## Dataset extract
-- BEGIN --

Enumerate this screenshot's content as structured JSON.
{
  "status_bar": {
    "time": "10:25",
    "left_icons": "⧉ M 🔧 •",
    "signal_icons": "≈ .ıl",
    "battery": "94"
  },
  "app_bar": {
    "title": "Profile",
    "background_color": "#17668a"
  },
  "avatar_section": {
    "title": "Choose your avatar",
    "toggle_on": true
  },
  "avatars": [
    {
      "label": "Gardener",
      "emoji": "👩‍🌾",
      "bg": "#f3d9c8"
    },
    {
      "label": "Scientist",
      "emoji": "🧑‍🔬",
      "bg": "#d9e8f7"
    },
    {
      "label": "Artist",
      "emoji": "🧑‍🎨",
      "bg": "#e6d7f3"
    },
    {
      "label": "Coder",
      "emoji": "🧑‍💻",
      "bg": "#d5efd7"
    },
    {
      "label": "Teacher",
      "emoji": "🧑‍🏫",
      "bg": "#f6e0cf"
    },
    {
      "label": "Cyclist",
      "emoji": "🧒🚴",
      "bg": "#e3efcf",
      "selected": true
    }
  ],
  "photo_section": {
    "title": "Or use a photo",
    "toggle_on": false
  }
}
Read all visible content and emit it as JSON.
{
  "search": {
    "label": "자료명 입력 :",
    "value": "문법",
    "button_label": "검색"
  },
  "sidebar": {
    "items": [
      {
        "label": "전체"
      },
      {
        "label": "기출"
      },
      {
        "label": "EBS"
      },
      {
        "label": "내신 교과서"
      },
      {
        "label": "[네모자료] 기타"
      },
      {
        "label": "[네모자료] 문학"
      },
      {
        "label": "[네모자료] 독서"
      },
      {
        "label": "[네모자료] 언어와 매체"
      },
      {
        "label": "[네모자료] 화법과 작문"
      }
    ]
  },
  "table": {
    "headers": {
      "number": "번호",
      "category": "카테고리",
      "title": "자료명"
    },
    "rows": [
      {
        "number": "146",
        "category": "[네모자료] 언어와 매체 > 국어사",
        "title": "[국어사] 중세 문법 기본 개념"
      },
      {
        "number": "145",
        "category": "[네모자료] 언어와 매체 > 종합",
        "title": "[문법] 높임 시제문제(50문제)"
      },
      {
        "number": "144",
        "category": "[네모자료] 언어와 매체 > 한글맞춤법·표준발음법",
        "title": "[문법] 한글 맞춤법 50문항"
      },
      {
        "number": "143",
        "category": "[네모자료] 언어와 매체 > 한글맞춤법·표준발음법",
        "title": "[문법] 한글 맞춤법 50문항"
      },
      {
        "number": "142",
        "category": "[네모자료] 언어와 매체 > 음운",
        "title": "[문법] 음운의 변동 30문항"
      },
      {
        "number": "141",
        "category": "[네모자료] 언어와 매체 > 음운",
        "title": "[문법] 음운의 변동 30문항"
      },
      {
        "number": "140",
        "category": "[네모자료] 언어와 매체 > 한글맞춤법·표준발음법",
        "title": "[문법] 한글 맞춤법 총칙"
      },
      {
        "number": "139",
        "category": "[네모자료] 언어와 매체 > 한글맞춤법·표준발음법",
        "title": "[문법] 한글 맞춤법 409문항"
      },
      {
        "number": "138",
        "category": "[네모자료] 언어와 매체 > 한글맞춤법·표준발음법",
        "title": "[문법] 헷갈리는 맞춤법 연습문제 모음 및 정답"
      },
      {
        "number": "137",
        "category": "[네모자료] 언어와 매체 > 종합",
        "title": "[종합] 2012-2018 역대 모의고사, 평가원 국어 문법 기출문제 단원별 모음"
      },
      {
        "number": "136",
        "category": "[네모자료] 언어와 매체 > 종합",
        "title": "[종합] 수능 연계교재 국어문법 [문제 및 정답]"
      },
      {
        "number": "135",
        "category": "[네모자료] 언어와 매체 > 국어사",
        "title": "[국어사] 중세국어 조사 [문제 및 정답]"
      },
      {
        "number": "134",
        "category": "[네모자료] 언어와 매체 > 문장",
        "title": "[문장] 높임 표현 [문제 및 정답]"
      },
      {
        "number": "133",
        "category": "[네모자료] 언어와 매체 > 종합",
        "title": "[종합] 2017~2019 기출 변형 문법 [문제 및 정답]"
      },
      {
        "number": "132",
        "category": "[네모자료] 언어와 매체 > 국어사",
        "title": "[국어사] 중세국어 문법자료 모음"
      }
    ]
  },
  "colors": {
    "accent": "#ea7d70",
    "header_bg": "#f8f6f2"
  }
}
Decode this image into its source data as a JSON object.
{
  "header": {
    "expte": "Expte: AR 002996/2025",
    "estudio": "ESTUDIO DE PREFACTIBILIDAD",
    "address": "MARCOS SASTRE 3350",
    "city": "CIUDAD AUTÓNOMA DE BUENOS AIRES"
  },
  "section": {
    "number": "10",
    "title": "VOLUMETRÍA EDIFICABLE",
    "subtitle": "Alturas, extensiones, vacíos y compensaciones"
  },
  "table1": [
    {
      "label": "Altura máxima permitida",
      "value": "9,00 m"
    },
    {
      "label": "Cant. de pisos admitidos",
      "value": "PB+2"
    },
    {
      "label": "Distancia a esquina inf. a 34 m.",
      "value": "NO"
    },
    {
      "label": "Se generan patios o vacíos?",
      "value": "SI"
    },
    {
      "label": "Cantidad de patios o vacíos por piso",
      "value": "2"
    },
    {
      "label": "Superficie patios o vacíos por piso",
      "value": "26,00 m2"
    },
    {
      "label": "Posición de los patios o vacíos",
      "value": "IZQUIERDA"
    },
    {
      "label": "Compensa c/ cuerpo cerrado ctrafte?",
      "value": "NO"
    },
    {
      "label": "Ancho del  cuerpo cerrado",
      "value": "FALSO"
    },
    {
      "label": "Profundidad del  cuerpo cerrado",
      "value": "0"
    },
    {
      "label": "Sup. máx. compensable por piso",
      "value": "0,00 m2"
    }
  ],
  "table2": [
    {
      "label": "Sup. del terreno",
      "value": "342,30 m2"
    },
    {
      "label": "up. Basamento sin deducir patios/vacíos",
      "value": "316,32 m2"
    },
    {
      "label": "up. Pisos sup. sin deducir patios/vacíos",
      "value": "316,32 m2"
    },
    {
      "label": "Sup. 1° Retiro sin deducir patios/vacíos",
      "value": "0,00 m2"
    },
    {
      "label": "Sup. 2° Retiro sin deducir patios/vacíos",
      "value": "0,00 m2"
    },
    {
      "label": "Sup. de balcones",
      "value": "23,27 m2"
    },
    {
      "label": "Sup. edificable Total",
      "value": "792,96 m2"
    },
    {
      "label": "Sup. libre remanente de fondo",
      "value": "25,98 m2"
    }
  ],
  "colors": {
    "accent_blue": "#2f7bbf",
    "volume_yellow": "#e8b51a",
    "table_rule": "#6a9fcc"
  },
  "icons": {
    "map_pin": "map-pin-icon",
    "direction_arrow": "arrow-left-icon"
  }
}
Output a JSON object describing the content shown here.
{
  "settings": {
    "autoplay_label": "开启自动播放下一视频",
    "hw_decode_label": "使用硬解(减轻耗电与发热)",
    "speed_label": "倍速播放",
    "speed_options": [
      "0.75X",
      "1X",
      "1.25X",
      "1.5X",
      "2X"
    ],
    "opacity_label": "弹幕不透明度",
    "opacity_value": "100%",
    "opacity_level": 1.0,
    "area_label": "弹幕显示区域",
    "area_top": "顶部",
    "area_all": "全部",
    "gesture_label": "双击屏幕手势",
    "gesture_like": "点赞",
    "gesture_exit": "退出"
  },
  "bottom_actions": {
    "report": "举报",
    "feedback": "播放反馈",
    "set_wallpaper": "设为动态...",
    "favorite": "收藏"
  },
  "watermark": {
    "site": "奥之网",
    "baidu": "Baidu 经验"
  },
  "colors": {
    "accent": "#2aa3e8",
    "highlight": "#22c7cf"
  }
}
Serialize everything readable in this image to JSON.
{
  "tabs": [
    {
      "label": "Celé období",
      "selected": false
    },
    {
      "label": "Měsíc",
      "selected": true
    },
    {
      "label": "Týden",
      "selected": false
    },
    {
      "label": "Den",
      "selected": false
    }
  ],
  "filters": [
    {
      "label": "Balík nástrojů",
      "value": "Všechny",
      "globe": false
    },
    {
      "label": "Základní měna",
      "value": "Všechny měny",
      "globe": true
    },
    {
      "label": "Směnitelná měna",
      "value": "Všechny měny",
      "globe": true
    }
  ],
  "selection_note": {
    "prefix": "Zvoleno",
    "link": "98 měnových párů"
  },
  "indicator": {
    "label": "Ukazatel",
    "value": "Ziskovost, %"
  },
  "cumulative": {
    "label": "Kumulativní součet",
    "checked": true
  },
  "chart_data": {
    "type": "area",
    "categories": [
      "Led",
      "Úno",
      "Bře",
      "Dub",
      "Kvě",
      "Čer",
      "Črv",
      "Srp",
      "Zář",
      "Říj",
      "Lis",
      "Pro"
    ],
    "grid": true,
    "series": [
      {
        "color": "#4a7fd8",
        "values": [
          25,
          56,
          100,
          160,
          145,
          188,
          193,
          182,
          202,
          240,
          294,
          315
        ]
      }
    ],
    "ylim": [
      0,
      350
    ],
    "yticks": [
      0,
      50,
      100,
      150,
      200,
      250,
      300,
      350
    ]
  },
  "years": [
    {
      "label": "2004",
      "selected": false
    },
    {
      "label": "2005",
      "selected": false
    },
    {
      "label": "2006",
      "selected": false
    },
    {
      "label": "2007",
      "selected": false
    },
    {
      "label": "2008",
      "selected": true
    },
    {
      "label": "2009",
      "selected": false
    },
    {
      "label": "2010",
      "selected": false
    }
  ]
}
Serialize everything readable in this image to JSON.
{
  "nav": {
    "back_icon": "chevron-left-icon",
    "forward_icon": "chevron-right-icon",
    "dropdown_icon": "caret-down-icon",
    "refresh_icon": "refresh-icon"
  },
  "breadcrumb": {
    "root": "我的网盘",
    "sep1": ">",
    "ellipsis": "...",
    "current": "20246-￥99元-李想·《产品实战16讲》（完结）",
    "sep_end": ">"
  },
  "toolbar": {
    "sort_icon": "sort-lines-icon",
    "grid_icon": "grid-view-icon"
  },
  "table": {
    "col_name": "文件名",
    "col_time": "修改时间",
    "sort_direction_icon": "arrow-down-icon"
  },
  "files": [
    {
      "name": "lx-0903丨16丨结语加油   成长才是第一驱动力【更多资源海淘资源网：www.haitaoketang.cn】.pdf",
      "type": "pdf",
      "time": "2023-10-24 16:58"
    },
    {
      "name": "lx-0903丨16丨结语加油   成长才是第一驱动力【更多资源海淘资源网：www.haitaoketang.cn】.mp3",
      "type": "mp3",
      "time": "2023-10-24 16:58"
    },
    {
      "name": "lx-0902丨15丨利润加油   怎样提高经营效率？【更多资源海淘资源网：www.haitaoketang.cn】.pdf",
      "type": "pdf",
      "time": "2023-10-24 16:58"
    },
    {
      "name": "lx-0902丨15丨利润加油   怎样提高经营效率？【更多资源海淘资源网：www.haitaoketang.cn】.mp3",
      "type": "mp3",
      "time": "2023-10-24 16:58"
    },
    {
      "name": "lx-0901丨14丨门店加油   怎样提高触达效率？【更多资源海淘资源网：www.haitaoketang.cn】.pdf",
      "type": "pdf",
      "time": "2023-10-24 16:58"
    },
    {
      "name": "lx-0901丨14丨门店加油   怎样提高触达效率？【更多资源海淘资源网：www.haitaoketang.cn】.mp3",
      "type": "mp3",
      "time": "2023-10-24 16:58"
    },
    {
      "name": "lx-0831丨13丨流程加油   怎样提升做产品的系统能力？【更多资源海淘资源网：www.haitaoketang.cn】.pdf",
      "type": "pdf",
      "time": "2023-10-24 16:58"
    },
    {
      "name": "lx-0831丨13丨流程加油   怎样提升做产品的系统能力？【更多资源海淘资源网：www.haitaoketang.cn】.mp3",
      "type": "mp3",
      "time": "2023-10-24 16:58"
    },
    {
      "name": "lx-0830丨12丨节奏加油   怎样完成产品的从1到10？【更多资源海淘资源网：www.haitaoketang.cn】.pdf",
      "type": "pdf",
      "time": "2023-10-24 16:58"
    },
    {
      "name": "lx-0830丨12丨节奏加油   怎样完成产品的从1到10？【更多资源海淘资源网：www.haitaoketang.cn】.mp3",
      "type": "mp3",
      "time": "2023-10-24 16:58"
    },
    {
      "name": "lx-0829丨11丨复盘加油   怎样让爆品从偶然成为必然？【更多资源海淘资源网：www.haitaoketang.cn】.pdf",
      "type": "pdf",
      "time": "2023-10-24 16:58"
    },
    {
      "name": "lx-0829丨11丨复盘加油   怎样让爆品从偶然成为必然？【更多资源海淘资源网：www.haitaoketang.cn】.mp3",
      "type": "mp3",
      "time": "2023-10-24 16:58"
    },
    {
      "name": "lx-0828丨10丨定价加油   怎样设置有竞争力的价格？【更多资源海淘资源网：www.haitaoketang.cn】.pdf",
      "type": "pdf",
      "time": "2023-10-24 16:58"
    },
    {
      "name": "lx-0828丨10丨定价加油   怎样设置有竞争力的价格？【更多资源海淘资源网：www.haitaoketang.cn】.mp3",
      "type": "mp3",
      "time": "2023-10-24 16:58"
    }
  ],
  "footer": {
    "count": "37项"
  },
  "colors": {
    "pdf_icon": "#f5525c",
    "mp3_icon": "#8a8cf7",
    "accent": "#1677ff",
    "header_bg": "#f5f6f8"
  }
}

-- END --

## Stated task
Look over the listing above. Pick out and copy every line that includes "arrow".

## Exercise response
    "direction_arrow": "arrow-left-icon"
    "sort_direction_icon": "arrow-down-icon"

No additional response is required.